» GIVEN TASK: Transcribe the lines below verbatim, skipping the images.

Figure record listings:
* * * * * * *
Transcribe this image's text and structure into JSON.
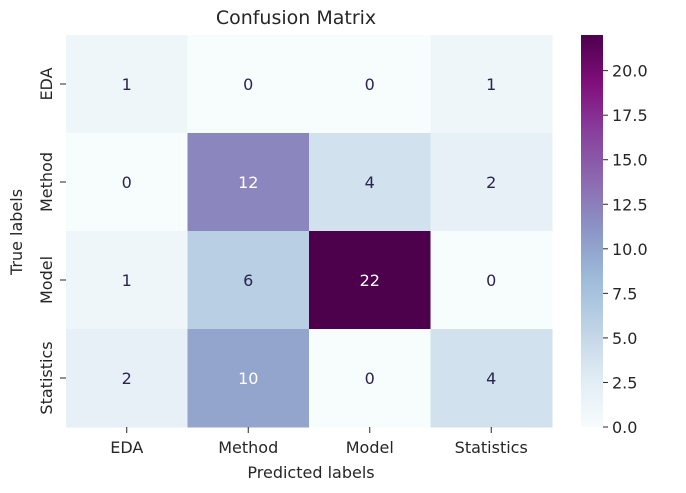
{
  "chart_data": {
    "type": "heatmap",
    "title": "Confusion Matrix",
    "xlabel": "Predicted labels",
    "ylabel": "True labels",
    "x_categories": [
      "EDA",
      "Method",
      "Model",
      "Statistics"
    ],
    "y_categories": [
      "EDA",
      "Method",
      "Model",
      "Statistics"
    ],
    "values": [
      [
        1,
        0,
        0,
        1
      ],
      [
        0,
        12,
        4,
        2
      ],
      [
        1,
        6,
        22,
        0
      ],
      [
        2,
        10,
        0,
        4
      ]
    ],
    "colorbar": {
      "min": 0,
      "max": 22,
      "ticks": [
        "0.0",
        "2.5",
        "5.0",
        "7.5",
        "10.0",
        "12.5",
        "15.0",
        "17.5",
        "20.0"
      ],
      "colormap": "BuPu",
      "colors": [
        "#f7fcfd",
        "#e0ecf4",
        "#bfd3e6",
        "#9ebcda",
        "#8c96c6",
        "#8c6bb1",
        "#88419d",
        "#810f7c",
        "#4d004b"
      ]
    },
    "annotation_text_dark": "#2b2350",
    "annotation_text_light": "#ffffff"
  }
}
* * * * * * *
» WRITTEN RESPONSE:
Transcribe this image's text and structure into JSON.
{
  "chart_data": {
    "type": "heatmap",
    "title": "Confusion Matrix",
    "xlabel": "Predicted labels",
    "ylabel": "True labels",
    "x_categories": [
      "EDA",
      "Method",
      "Model",
      "Statistics"
    ],
    "y_categories": [
      "EDA",
      "Method",
      "Model",
      "Statistics"
    ],
    "values": [
      [
        1,
        0,
        0,
        1
      ],
      [
        0,
        12,
        4,
        2
      ],
      [
        1,
        6,
        22,
        0
      ],
      [
        2,
        10,
        0,
        4
      ]
    ],
    "colorbar": {
      "min": 0,
      "max": 22,
      "ticks": [
        "0.0",
        "2.5",
        "5.0",
        "7.5",
        "10.0",
        "12.5",
        "15.0",
        "17.5",
        "20.0"
      ],
      "colormap": "BuPu",
      "colors": [
        "#f7fcfd",
        "#e0ecf4",
        "#bfd3e6",
        "#9ebcda",
        "#8c96c6",
        "#8c6bb1",
        "#88419d",
        "#810f7c",
        "#4d004b"
      ]
    },
    "annotation_text_dark": "#2b2350",
    "annotation_text_light": "#ffffff"
  }
}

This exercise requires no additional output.